§ What the exercise asks
Search the material for "Sequence" and show all lines that contain it.

§ Input data
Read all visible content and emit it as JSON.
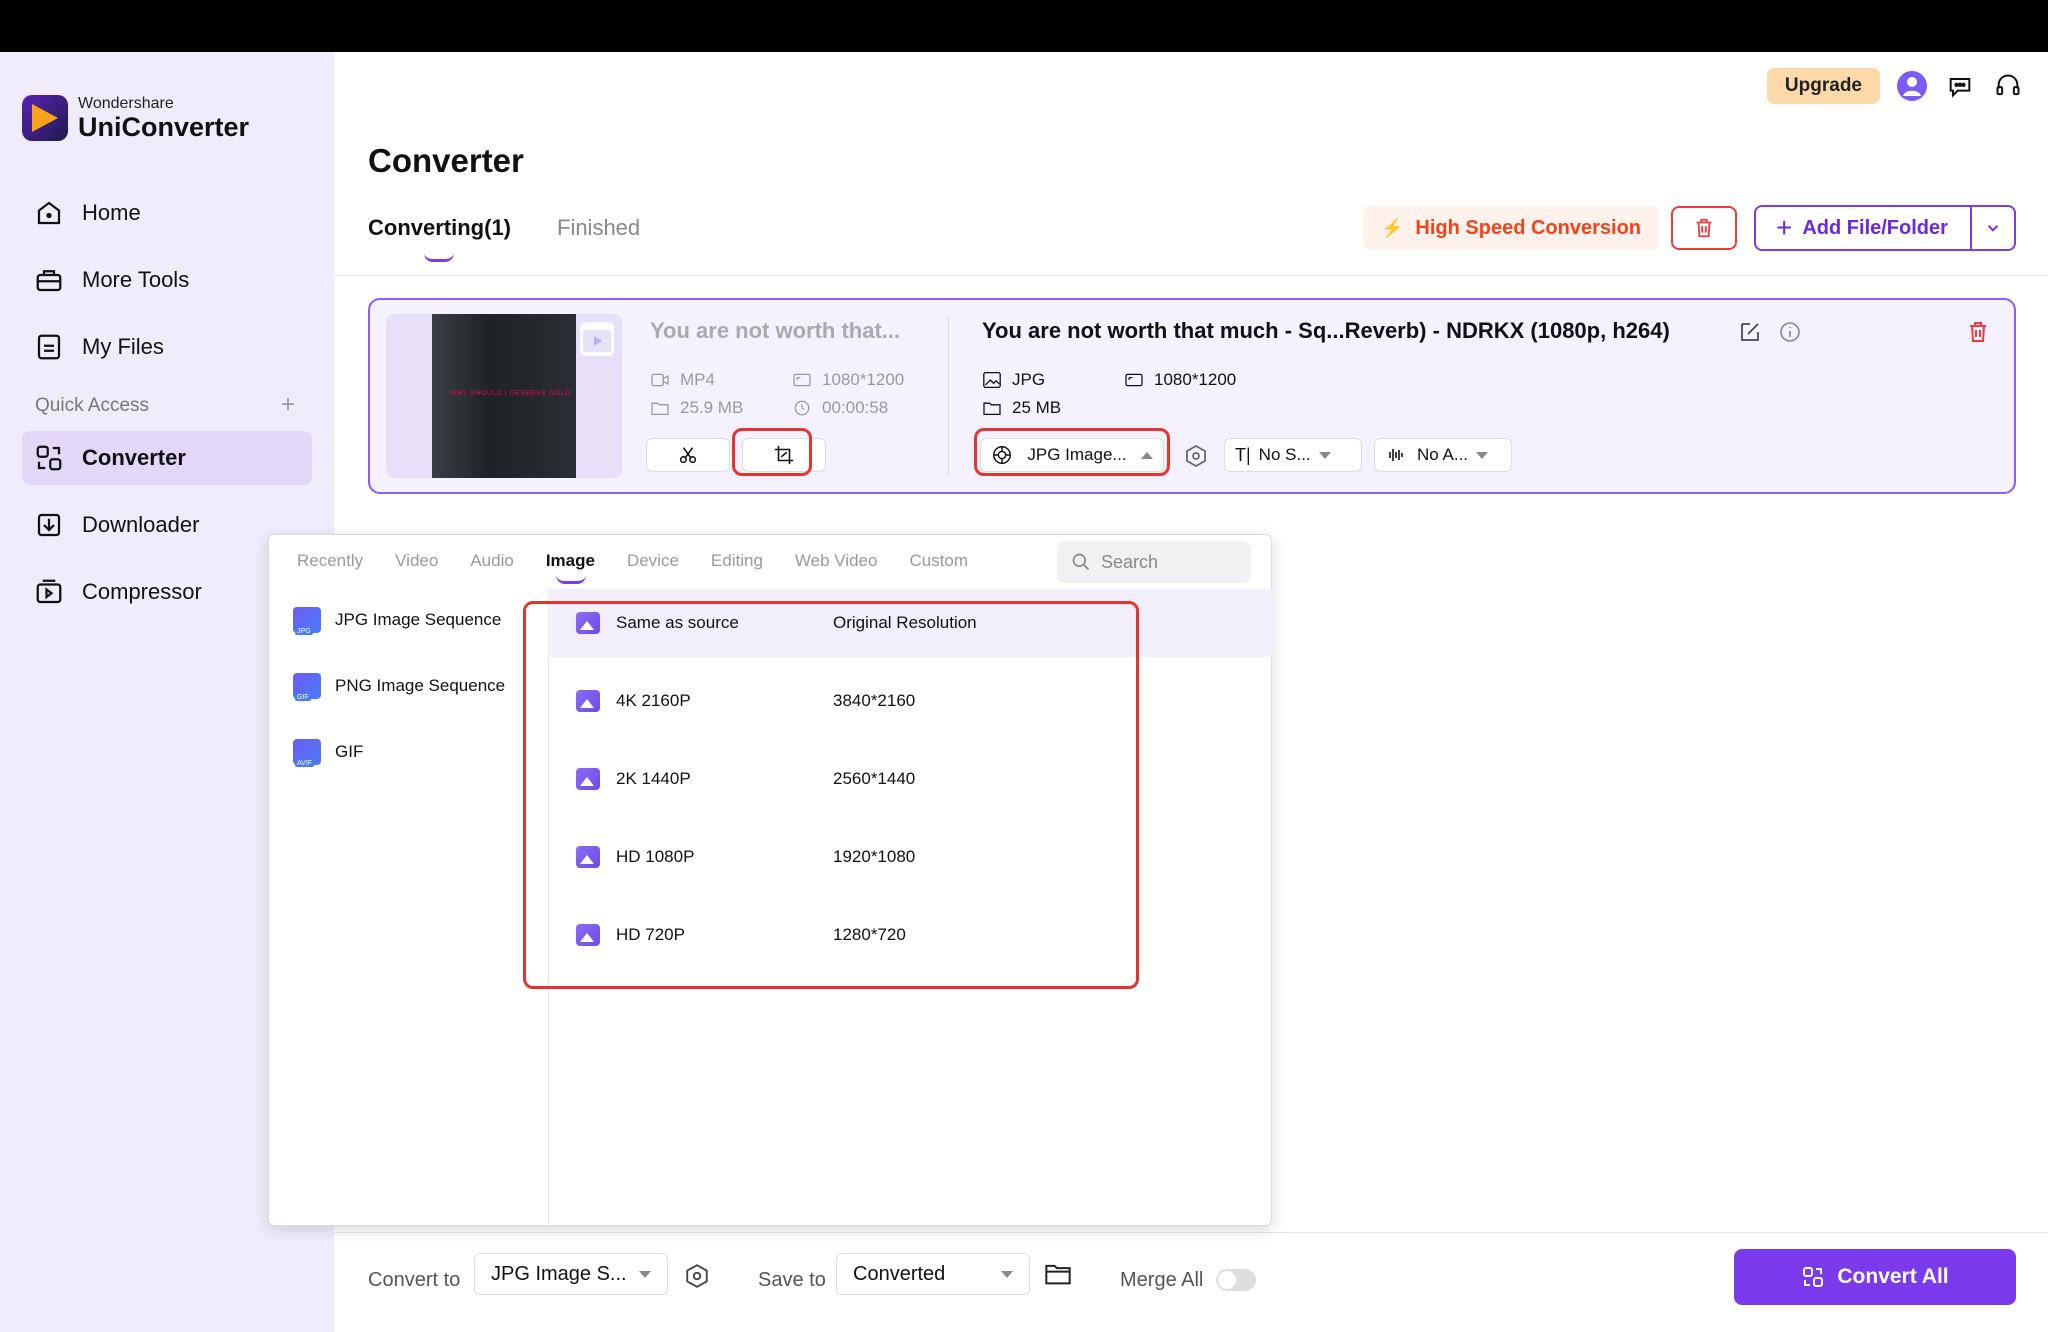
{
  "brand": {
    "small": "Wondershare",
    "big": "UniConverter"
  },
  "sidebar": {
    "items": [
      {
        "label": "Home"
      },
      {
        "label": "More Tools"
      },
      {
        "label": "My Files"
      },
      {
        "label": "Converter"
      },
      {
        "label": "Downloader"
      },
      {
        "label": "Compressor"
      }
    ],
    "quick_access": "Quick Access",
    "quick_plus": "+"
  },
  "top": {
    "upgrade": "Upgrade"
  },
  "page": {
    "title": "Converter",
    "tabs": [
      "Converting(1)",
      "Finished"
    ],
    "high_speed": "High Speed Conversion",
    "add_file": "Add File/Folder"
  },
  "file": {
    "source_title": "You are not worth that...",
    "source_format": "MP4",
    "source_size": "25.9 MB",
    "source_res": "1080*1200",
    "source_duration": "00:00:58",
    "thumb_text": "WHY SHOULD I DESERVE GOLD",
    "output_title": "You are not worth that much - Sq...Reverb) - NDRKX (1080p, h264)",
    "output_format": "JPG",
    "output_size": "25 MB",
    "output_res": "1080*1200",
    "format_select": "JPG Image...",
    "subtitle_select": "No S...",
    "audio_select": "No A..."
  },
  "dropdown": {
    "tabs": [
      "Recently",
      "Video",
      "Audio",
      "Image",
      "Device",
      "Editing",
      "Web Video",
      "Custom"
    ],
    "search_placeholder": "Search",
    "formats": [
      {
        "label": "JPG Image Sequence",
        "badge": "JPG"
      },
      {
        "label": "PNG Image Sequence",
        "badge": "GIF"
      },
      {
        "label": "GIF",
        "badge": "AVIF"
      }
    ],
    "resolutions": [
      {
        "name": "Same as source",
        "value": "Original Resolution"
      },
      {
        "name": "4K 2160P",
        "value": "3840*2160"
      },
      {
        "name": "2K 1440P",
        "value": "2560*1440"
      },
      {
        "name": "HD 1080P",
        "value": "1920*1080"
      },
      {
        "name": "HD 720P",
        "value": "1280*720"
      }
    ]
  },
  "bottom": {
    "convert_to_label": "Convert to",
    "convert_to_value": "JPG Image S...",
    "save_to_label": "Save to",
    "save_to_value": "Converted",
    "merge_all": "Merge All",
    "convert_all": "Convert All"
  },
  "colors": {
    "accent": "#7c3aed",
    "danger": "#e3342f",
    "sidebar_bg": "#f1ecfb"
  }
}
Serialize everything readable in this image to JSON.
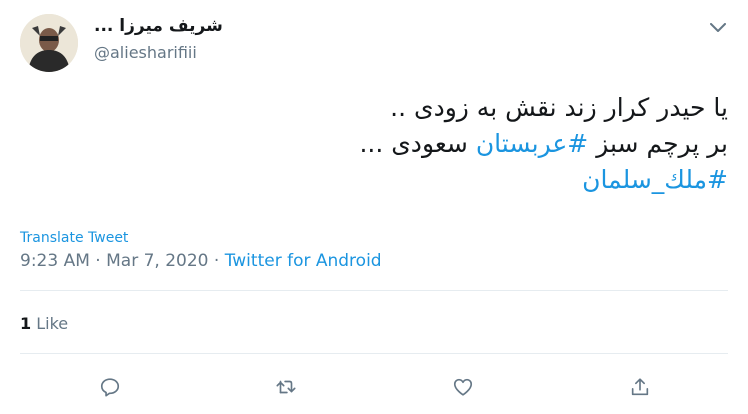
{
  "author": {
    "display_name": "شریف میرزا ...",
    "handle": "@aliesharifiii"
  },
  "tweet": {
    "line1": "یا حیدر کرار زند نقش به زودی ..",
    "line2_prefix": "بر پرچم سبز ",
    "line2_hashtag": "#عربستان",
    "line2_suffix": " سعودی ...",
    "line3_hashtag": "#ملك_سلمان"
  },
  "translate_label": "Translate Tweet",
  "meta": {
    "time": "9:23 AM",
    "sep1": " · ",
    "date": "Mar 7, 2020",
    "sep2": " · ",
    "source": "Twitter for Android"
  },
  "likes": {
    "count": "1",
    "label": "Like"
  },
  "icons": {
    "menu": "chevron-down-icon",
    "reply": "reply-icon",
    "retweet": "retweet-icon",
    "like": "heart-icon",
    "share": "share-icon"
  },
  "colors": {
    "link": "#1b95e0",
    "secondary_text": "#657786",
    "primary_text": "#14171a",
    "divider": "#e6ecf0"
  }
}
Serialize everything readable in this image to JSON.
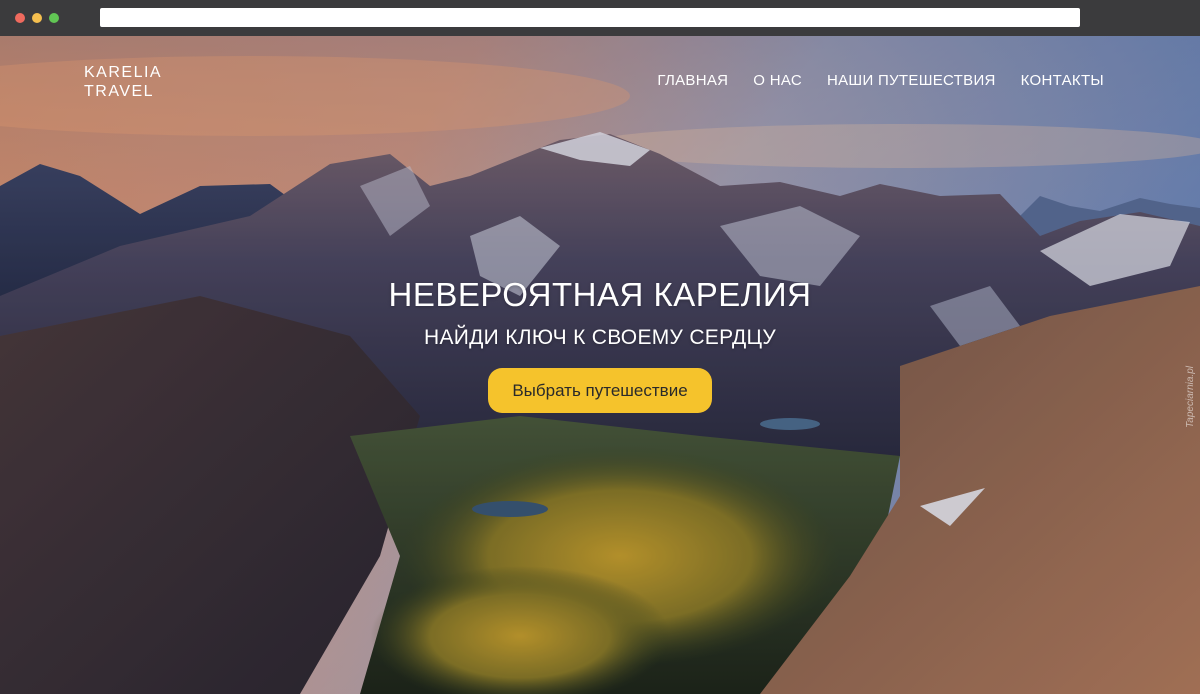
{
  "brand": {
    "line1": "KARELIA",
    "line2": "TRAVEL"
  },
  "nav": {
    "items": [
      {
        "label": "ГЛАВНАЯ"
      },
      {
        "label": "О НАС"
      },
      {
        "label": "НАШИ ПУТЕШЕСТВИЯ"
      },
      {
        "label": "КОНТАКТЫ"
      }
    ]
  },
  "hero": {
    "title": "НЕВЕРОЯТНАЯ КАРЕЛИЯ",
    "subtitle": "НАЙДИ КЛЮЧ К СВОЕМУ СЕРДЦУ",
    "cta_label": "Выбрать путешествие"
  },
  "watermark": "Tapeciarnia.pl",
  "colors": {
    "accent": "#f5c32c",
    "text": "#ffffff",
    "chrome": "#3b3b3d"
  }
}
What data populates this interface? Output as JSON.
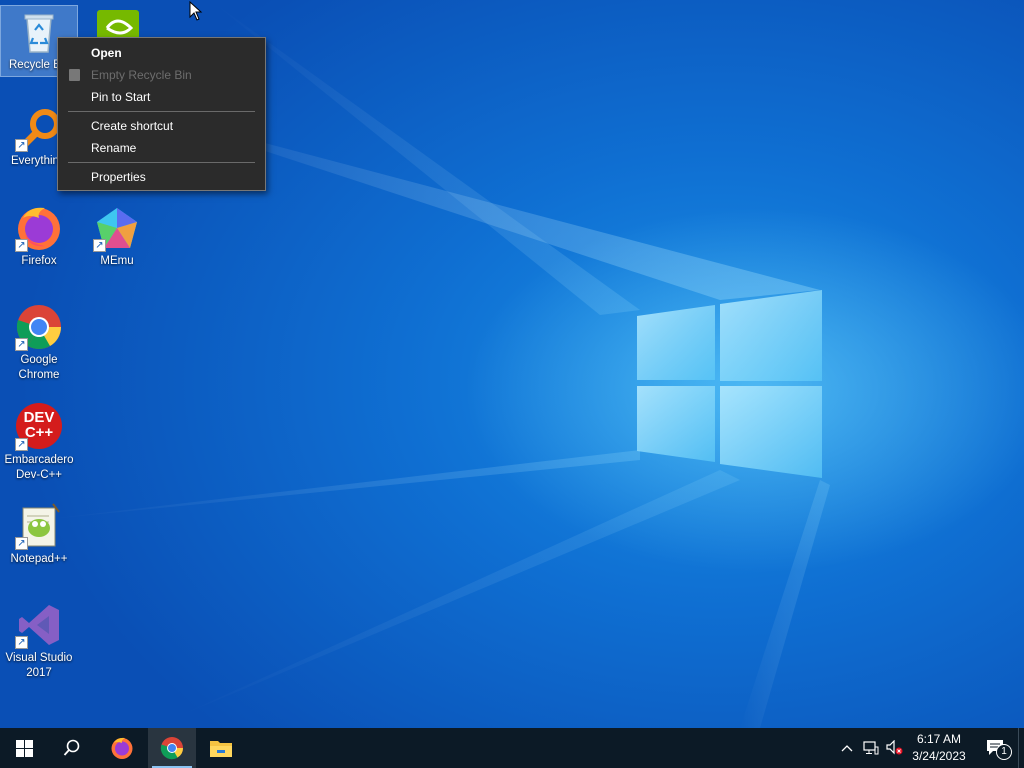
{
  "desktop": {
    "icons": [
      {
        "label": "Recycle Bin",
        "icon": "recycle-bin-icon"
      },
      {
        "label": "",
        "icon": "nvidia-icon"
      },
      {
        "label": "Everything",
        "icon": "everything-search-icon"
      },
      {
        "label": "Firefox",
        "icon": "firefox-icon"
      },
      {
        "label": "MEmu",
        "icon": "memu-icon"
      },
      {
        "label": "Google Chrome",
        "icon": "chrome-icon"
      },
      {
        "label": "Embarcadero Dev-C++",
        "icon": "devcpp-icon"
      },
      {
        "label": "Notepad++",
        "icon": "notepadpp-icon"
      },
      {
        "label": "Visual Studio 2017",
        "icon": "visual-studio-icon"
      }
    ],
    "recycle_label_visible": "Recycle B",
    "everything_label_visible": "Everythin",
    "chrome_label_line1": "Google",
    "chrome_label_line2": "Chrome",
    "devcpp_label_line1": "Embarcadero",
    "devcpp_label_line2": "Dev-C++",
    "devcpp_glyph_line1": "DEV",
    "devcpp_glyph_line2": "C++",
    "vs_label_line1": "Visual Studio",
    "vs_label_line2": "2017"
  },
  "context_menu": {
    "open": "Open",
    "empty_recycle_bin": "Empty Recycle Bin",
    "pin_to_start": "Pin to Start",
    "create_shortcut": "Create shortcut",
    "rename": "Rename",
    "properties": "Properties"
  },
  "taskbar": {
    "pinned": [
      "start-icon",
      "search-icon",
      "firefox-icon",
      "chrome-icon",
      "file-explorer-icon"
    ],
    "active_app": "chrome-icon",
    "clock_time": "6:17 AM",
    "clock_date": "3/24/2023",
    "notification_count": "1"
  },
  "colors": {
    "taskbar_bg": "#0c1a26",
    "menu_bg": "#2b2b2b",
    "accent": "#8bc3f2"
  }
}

§ Complete output
        "label": "JPG Image Sequence",
        "label": "PNG Image Sequence",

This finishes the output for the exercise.